◆ Task brief: Reproduce all of the lines below word for word, leaving out the pictures.

◆ Records to use:
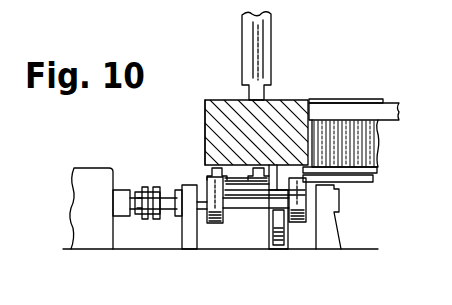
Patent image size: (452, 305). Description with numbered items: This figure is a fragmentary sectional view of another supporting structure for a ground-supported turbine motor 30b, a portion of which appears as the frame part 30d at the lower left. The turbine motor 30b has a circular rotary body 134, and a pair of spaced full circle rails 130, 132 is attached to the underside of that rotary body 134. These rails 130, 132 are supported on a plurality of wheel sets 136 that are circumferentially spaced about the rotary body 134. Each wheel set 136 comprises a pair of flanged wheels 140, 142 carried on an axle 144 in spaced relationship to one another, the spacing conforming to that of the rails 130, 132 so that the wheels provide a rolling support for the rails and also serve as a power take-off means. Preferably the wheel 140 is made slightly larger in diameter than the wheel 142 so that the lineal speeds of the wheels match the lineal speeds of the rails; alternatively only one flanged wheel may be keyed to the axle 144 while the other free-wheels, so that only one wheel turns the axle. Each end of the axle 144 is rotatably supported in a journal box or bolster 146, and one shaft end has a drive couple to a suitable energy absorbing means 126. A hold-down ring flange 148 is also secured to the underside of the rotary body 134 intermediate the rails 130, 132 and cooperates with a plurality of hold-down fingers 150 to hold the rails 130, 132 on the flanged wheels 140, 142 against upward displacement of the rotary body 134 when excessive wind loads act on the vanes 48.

The ground-supported turbine motor 30b is at (213, 92).
The frame portion 30d is at (45, 297).
The vanes 48 is at (266, 47).
The energy absorbing means 126 is at (85, 175).
The full circle rail 130 is at (213, 176).
The full circle rail 132 is at (333, 167).
The circular rotary body 134 is at (205, 115).
The wheel set 136 is at (207, 220).
The flanged wheel 140 is at (225, 212).
The flanged wheel 142 is at (292, 210).
The axle 144 is at (248, 209).
The journal box or bolster 146 is at (184, 245).
The hold-down ring flange 148 is at (220, 140).
The hold-down fingers 150 is at (272, 165).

◆ Solution to this problem:
Patent image size: (452, 305). Description with numbered items: This figure is a fragmentary sectional view of another supporting structure for a ground-supported turbine motor 30b, a portion of which appears as the frame part 30d at the lower left. The turbine motor 30b has a circular rotary body 134, and a pair of spaced full circle rails 130, 132 is attached to the underside of that rotary body 134. These rails 130, 132 are supported on a plurality of wheel sets 136 that are circumferentially spaced about the rotary body 134. Each wheel set 136 comprises a pair of flanged wheels 140, 142 carried on an axle 144 in spaced relationship to one another, the spacing conforming to that of the rails 130, 132 so that the wheels provide a rolling support for the rails and also serve as a power take-off means. Preferably the wheel 140 is made slightly larger in diameter than the wheel 142 so that the lineal speeds of the wheels match the lineal speeds of the rails; alternatively only one flanged wheel may be keyed to the axle 144 while the other free-wheels, so that only one wheel turns the axle. Each end of the axle 144 is rotatably supported in a journal box or bolster 146, and one shaft end has a drive couple to a suitable energy absorbing means 126. A hold-down ring flange 148 is also secured to the underside of the rotary body 134 intermediate the rails 130, 132 and cooperates with a plurality of hold-down fingers 150 to hold the rails 130, 132 on the flanged wheels 140, 142 against upward displacement of the rotary body 134 when excessive wind loads act on the vanes 48.

The ground-supported turbine motor 30b is at (213, 92).
The frame portion 30d is at (45, 297).
The vanes 48 is at (266, 47).
The energy absorbing means 126 is at (85, 175).
The full circle rail 130 is at (213, 176).
The full circle rail 132 is at (333, 167).
The circular rotary body 134 is at (205, 115).
The wheel set 136 is at (207, 220).
The flanged wheel 140 is at (225, 212).
The flanged wheel 142 is at (292, 210).
The axle 144 is at (248, 209).
The journal box or bolster 146 is at (184, 245).
The hold-down ring flange 148 is at (220, 140).
The hold-down fingers 150 is at (272, 165).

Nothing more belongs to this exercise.